(Saved entries)
----------------------------------------

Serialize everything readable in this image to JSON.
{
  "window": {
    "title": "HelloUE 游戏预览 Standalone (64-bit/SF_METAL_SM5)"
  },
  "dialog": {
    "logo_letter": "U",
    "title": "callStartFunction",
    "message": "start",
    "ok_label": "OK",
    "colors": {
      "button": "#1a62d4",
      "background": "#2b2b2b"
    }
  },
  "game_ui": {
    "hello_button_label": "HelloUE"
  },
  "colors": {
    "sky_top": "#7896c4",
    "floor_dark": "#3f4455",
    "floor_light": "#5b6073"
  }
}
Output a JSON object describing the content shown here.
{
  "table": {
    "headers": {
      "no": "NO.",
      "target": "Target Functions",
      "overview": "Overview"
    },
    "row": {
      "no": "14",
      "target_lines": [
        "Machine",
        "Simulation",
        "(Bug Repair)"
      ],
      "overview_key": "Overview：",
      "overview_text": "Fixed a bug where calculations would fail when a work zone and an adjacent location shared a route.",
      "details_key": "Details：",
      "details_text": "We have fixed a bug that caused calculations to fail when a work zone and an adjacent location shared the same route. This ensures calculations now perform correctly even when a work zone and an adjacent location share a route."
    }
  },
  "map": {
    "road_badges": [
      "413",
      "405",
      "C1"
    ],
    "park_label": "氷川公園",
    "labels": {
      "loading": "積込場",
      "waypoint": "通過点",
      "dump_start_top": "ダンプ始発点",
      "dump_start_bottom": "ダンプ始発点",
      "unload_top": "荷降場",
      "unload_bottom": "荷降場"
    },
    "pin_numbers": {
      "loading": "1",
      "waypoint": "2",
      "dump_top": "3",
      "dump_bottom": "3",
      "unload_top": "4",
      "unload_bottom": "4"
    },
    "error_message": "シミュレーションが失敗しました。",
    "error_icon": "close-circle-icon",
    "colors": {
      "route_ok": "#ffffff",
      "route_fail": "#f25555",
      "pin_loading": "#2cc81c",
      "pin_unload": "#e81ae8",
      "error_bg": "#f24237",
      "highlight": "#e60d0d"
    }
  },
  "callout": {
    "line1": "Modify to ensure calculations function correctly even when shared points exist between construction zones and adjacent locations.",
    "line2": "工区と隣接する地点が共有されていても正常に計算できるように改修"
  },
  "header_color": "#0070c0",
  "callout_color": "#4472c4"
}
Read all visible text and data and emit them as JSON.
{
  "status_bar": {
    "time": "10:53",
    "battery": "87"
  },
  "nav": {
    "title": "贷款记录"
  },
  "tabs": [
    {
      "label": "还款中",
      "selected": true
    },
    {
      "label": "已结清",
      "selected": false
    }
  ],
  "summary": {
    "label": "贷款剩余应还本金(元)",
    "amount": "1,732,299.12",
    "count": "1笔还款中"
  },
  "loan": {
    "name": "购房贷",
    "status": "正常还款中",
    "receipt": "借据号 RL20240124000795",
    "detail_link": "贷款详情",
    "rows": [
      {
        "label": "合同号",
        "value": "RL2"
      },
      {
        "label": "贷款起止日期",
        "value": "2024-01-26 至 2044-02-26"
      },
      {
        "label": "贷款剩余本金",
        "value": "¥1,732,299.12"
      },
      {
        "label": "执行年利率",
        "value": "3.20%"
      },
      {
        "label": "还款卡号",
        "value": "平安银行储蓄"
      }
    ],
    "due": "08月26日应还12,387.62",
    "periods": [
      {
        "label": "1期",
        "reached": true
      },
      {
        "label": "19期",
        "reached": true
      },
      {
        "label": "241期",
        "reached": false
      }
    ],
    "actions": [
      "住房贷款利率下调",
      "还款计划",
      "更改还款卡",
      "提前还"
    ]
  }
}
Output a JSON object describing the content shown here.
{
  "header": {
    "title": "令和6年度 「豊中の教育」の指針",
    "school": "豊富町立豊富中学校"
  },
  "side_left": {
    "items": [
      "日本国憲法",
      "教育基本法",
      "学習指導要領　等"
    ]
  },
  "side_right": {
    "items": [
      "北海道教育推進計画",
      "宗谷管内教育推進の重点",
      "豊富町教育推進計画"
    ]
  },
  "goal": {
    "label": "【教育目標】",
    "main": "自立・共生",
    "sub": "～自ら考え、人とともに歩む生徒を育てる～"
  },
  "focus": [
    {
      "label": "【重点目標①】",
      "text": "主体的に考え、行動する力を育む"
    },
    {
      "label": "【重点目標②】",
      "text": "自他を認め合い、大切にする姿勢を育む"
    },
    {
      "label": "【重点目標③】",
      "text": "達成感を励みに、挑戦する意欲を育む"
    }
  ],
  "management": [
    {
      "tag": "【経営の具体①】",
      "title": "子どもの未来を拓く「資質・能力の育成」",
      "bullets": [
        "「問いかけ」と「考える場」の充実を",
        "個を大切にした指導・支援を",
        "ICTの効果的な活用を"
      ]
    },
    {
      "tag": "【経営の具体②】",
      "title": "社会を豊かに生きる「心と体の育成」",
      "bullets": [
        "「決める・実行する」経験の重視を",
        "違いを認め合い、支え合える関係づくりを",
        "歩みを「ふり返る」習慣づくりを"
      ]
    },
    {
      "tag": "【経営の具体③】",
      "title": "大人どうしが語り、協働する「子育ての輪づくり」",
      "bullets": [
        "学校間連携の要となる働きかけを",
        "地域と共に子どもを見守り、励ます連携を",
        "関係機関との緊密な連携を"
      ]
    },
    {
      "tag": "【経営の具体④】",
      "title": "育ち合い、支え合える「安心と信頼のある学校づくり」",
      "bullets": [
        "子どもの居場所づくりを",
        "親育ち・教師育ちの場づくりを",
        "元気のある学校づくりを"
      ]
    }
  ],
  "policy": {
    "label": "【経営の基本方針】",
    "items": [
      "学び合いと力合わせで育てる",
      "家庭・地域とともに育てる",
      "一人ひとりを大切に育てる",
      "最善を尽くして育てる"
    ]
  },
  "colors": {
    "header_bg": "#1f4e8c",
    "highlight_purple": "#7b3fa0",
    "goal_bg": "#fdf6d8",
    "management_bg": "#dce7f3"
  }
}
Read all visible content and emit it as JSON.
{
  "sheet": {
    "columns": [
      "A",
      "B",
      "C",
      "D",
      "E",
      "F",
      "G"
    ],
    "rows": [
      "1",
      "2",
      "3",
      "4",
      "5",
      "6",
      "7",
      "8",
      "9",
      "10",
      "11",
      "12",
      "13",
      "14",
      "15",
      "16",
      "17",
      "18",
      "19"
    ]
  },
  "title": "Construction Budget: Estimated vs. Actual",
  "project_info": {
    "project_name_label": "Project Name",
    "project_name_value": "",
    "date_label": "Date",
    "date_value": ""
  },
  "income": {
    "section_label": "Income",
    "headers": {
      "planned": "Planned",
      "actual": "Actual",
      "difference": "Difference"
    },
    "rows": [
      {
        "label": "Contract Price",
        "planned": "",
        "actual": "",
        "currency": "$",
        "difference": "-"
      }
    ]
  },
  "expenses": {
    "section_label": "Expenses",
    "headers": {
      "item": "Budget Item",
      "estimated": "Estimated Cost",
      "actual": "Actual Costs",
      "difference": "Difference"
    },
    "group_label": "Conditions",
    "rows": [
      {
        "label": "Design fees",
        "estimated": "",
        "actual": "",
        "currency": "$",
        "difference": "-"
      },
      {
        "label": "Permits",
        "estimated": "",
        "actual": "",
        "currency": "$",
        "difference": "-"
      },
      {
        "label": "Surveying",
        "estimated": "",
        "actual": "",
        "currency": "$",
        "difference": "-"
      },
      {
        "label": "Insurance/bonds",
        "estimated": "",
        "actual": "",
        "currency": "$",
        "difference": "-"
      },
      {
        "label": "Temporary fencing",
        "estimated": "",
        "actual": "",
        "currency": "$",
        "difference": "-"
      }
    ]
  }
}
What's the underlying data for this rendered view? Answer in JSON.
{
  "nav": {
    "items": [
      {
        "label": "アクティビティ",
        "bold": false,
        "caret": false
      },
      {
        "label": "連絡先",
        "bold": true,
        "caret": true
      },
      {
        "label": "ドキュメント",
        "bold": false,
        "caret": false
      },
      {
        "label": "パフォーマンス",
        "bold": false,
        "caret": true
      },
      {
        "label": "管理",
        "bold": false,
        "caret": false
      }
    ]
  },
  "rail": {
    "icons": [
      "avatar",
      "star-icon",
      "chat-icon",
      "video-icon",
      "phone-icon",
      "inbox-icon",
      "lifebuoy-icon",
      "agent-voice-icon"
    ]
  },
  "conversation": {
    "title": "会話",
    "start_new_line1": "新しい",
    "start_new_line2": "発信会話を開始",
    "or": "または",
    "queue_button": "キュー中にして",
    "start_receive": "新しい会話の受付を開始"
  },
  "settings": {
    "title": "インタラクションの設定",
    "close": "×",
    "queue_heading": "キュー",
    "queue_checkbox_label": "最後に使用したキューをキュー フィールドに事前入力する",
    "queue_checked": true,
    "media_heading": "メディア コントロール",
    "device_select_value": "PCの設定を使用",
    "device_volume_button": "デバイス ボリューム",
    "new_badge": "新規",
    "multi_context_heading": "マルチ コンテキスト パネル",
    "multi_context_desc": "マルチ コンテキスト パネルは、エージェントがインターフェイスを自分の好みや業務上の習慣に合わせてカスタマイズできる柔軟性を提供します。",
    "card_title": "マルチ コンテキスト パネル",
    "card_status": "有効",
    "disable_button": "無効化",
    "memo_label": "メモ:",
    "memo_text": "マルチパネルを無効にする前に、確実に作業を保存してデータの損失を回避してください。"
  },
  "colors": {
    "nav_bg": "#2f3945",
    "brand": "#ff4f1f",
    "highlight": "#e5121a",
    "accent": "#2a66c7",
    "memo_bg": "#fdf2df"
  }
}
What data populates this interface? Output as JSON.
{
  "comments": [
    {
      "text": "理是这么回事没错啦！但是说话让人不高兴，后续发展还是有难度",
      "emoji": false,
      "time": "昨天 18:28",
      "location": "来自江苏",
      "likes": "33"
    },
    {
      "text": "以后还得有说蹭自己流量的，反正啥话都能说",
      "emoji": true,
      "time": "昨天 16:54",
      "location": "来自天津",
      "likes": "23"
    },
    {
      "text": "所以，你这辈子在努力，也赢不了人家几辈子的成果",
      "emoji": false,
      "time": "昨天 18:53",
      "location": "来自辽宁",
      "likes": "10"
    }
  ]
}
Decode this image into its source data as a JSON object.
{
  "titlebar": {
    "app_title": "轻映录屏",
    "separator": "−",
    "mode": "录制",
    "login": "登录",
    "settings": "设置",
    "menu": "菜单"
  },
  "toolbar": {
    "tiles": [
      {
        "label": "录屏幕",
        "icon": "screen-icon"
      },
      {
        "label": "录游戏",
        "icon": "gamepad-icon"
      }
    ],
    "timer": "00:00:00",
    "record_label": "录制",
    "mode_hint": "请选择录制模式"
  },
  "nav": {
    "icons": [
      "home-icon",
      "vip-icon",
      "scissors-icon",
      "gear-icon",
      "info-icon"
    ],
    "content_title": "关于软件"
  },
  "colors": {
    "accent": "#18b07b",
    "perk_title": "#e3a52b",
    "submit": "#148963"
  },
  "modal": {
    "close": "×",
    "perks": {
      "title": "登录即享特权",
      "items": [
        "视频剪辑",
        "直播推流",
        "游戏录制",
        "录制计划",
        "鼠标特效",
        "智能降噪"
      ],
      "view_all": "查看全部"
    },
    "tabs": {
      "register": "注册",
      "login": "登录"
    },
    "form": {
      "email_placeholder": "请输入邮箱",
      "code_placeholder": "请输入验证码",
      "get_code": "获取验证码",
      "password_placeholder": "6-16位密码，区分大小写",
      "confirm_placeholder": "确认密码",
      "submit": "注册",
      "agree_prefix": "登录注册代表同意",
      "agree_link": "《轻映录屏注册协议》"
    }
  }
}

----------------------------------------

To do:
Exactly reproduce the lines that run from the line with "What data populates" through the last line of the records, inclusive.

Exercise solution:
What data populates this interface? Output as JSON.
{
  "comments": [
    {
      "text": "理是这么回事没错啦！但是说话让人不高兴，后续发展还是有难度",
      "emoji": false,
      "time": "昨天 18:28",
      "location": "来自江苏",
      "likes": "33"
    },
    {
      "text": "以后还得有说蹭自己流量的，反正啥话都能说",
      "emoji": true,
      "time": "昨天 16:54",
      "location": "来自天津",
      "likes": "23"
    },
    {
      "text": "所以，你这辈子在努力，也赢不了人家几辈子的成果",
      "emoji": false,
      "time": "昨天 18:53",
      "location": "来自辽宁",
      "likes": "10"
    }
  ]
}
Decode this image into its source data as a JSON object.
{
  "titlebar": {
    "app_title": "轻映录屏",
    "separator": "−",
    "mode": "录制",
    "login": "登录",
    "settings": "设置",
    "menu": "菜单"
  },
  "toolbar": {
    "tiles": [
      {
        "label": "录屏幕",
        "icon": "screen-icon"
      },
      {
        "label": "录游戏",
        "icon": "gamepad-icon"
      }
    ],
    "timer": "00:00:00",
    "record_label": "录制",
    "mode_hint": "请选择录制模式"
  },
  "nav": {
    "icons": [
      "home-icon",
      "vip-icon",
      "scissors-icon",
      "gear-icon",
      "info-icon"
    ],
    "content_title": "关于软件"
  },
  "colors": {
    "accent": "#18b07b",
    "perk_title": "#e3a52b",
    "submit": "#148963"
  },
  "modal": {
    "close": "×",
    "perks": {
      "title": "登录即享特权",
      "items": [
        "视频剪辑",
        "直播推流",
        "游戏录制",
        "录制计划",
        "鼠标特效",
        "智能降噪"
      ],
      "view_all": "查看全部"
    },
    "tabs": {
      "register": "注册",
      "login": "登录"
    },
    "form": {
      "email_placeholder": "请输入邮箱",
      "code_placeholder": "请输入验证码",
      "get_code": "获取验证码",
      "password_placeholder": "6-16位密码，区分大小写",
      "confirm_placeholder": "确认密码",
      "submit": "注册",
      "agree_prefix": "登录注册代表同意",
      "agree_link": "《轻映录屏注册协议》"
    }
  }
}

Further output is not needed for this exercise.